Dataset records
[start]

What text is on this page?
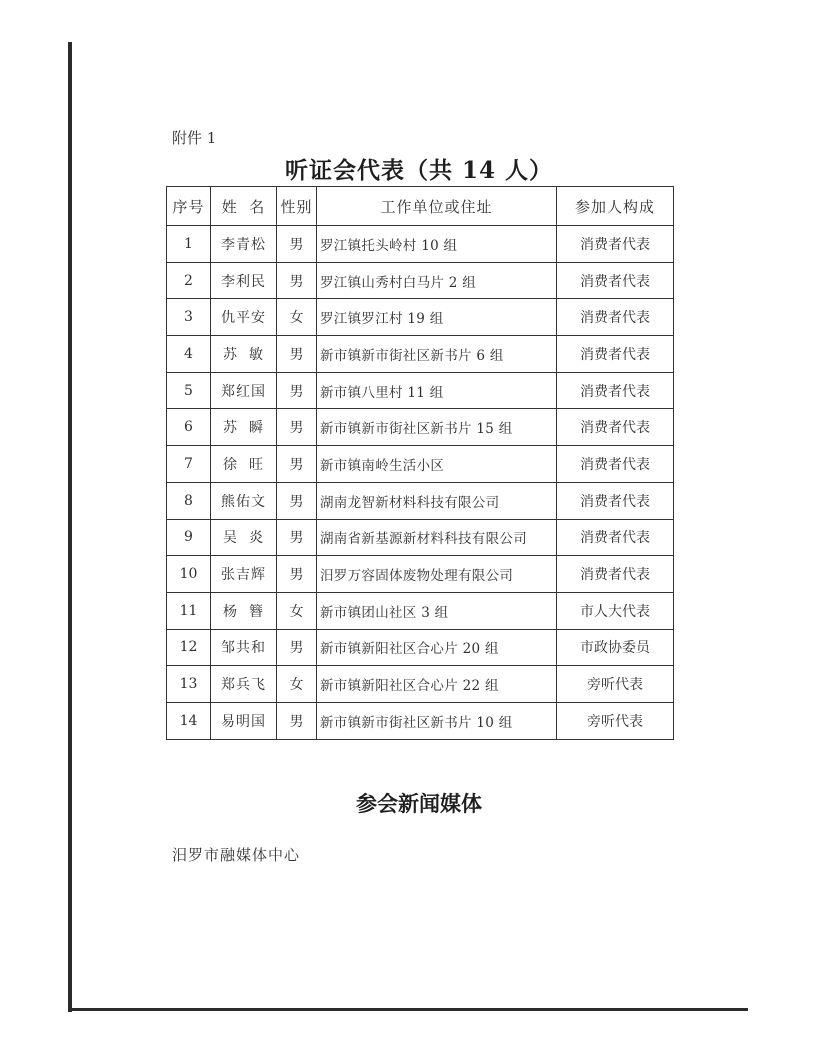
附件 1
听证会代表（共 14 人）
序号	姓  名	性别	工作单位或住址	参加人构成
1	李青松	男	罗江镇托头岭村 10 组	消费者代表
2	李利民	男	罗江镇山秀村白马片 2 组	消费者代表
3	仇平安	女	罗江镇罗江村 19 组	消费者代表
4	苏  敏	男	新市镇新市街社区新书片 6 组	消费者代表
5	郑红国	男	新市镇八里村 11 组	消费者代表
6	苏  瞬	男	新市镇新市街社区新书片 15 组	消费者代表
7	徐  旺	男	新市镇南岭生活小区	消费者代表
8	熊佑文	男	湖南龙智新材料科技有限公司	消费者代表
9	吴  炎	男	湖南省新基源新材料科技有限公司	消费者代表
10	张吉辉	男	汨罗万容固体废物处理有限公司	消费者代表
11	杨  簪	女	新市镇团山社区 3 组	市人大代表
12	邹共和	男	新市镇新阳社区合心片 20 组	市政协委员
13	郑兵飞	女	新市镇新阳社区合心片 22 组	旁听代表
14	易明国	男	新市镇新市街社区新书片 10 组	旁听代表
参会新闻媒体
汨罗市融媒体中心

[end]

Objective
Only the number is wanted: how many lines in the data include the string "新市镇新市街社区新书片"?

Response below
3